Items listed in a dataset:

***

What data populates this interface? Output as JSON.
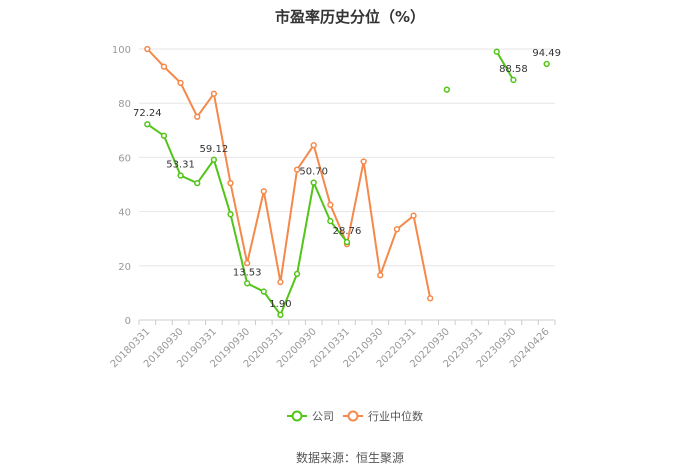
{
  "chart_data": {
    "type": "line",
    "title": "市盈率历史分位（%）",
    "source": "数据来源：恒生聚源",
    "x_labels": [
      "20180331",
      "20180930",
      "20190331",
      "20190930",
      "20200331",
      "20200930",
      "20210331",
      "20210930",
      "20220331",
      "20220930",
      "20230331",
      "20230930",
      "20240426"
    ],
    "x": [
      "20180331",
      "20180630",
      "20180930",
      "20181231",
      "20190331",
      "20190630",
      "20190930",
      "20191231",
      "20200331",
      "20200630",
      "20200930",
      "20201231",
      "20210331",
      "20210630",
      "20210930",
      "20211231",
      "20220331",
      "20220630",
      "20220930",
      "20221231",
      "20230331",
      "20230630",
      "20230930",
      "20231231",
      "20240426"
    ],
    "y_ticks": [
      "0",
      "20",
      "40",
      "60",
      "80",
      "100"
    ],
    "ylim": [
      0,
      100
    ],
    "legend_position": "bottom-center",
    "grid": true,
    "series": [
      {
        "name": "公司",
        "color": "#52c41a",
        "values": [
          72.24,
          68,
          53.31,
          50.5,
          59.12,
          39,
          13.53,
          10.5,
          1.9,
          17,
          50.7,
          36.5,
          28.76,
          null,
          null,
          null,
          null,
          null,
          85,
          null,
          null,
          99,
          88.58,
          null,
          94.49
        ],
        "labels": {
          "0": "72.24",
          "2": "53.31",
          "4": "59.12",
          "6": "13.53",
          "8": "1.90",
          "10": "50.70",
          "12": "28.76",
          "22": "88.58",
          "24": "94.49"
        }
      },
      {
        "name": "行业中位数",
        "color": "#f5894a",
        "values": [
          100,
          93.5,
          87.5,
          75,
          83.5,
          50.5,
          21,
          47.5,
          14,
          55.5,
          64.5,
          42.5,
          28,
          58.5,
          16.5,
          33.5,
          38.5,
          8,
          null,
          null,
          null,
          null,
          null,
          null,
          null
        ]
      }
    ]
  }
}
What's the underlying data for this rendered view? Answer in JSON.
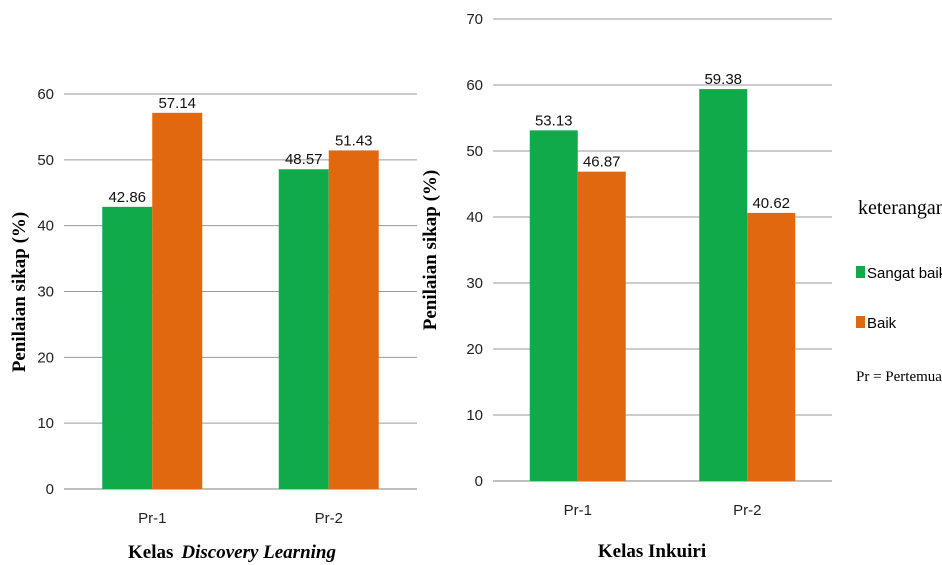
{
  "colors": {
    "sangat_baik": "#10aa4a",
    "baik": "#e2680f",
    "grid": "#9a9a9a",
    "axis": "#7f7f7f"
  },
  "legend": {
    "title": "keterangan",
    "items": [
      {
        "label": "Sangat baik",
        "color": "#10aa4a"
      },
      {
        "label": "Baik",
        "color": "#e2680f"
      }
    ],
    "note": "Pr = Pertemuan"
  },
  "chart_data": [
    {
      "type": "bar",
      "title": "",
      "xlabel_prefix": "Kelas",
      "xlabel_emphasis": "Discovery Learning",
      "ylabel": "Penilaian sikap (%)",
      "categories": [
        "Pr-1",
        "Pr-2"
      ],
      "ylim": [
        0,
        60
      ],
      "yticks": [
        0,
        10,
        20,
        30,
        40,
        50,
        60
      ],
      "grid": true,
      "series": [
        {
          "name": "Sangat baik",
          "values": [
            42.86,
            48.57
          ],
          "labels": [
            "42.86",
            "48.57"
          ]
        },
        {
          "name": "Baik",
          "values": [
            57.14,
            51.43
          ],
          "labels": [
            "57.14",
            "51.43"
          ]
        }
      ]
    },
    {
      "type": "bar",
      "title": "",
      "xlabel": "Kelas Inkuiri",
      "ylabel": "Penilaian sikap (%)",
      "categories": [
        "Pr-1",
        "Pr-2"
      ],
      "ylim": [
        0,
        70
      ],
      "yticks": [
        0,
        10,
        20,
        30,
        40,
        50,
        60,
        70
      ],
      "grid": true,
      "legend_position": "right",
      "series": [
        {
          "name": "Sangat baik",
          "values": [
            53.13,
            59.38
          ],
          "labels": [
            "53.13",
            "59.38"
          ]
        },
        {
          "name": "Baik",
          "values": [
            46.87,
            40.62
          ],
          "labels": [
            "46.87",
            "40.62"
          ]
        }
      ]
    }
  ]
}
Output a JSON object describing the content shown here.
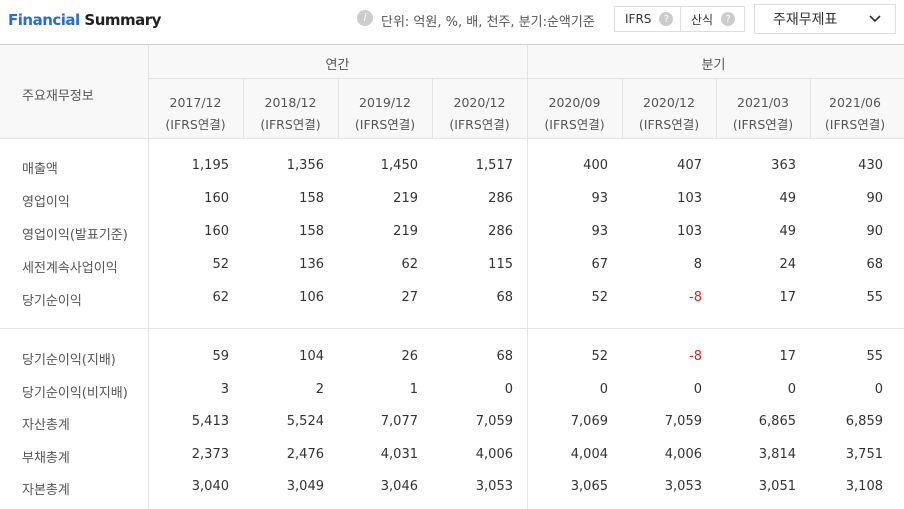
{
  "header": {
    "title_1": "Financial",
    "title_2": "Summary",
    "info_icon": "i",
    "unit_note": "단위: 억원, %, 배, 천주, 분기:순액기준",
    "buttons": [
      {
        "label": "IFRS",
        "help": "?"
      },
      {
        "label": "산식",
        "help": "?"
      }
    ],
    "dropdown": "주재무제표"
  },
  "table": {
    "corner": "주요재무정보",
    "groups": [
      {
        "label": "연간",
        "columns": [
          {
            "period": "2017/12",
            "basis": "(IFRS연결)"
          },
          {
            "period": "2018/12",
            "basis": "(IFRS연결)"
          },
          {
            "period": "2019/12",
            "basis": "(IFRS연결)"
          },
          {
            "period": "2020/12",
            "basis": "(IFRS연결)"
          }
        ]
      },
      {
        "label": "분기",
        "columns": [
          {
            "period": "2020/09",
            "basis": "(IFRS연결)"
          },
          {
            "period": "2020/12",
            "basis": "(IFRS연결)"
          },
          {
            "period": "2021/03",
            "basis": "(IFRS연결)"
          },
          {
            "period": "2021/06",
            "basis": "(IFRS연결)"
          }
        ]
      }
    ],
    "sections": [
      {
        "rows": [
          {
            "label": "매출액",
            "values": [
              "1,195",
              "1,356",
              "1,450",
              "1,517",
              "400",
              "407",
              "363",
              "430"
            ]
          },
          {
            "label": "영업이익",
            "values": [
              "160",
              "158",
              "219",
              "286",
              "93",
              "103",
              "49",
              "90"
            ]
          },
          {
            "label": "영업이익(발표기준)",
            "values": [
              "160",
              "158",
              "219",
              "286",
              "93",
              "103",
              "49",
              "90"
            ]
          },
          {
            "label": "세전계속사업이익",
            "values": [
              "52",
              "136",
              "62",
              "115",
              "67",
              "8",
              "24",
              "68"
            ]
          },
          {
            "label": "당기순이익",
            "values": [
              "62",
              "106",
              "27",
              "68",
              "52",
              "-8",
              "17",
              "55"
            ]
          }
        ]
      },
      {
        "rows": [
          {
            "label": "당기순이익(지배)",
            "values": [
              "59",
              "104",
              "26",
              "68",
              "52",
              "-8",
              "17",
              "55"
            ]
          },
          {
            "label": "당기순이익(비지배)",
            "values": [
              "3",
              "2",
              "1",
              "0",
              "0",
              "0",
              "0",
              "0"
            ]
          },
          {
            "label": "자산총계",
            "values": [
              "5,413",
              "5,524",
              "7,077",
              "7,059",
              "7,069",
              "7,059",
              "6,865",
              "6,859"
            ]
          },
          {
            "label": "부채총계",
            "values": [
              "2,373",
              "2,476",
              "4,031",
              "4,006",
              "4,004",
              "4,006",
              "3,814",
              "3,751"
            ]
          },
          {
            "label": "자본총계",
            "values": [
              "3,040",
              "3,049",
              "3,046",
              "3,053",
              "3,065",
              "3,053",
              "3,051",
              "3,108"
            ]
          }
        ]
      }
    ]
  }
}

***

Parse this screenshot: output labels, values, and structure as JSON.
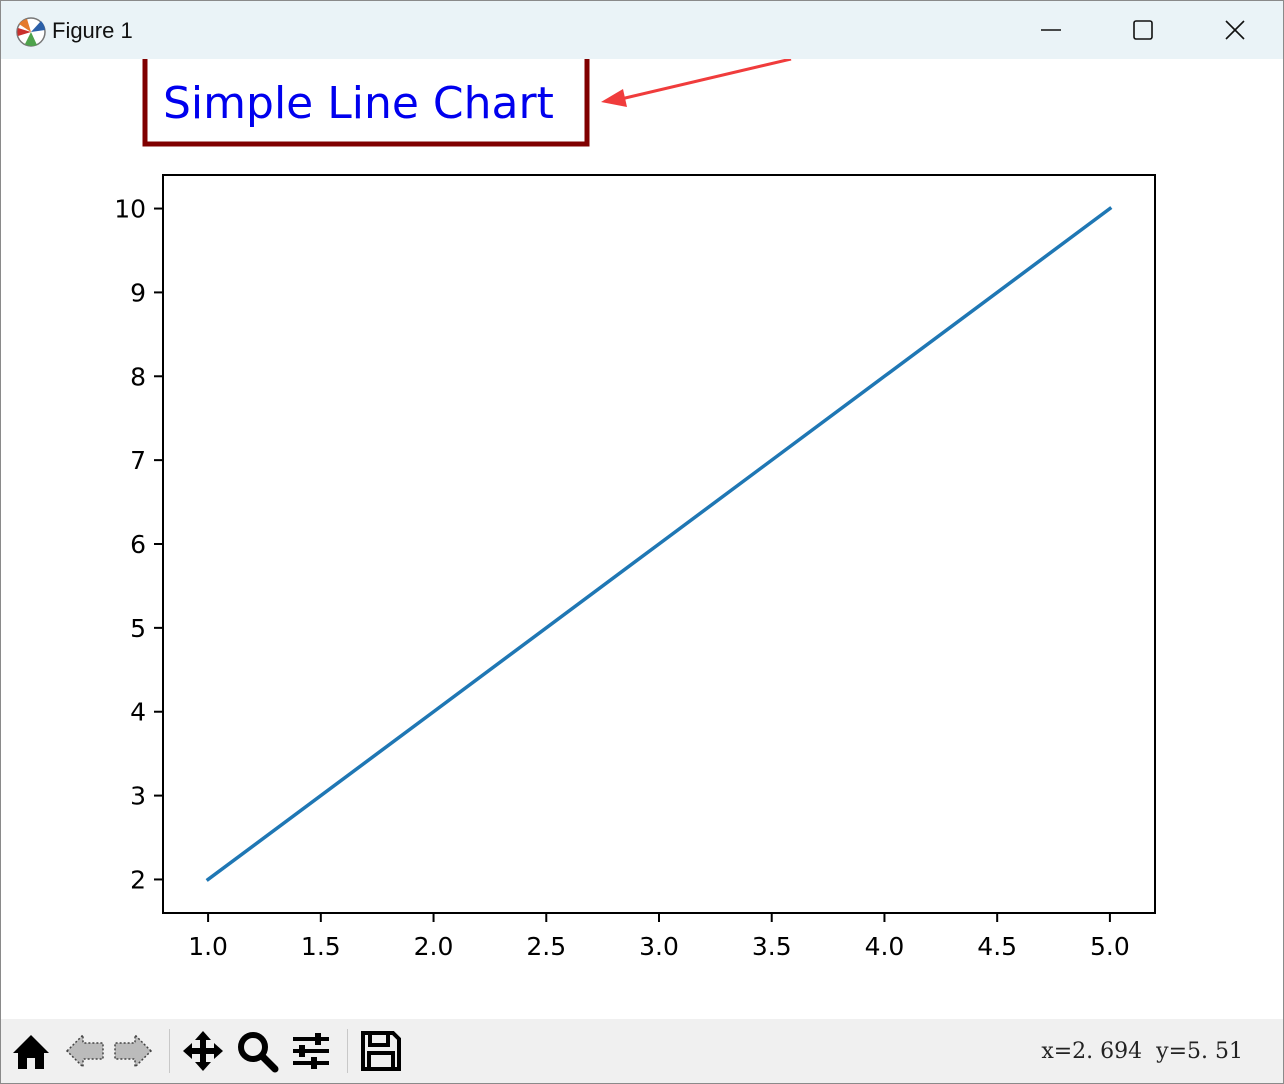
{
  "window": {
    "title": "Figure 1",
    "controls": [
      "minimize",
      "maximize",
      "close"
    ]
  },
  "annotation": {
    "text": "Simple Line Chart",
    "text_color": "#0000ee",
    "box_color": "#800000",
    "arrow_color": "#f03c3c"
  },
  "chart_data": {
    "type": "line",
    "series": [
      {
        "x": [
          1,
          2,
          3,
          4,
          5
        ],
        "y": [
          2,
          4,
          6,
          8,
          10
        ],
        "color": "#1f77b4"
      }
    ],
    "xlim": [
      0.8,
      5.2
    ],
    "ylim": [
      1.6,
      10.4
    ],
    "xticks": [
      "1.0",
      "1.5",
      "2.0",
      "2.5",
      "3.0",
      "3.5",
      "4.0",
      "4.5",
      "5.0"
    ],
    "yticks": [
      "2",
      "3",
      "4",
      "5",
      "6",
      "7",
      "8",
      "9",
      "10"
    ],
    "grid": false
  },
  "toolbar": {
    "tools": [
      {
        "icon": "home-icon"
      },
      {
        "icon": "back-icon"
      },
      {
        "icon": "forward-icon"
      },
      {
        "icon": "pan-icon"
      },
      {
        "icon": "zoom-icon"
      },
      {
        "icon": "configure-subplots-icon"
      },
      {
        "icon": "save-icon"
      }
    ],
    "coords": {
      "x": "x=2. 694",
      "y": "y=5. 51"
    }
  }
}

***

OBJECTIVE: Return from the data every line that holds "grid".

ANSWER IN FULL:
    "grid": true,
    "grid": "#9a9a9a",
      "grid": true,
      "grid": true,
    "grid": false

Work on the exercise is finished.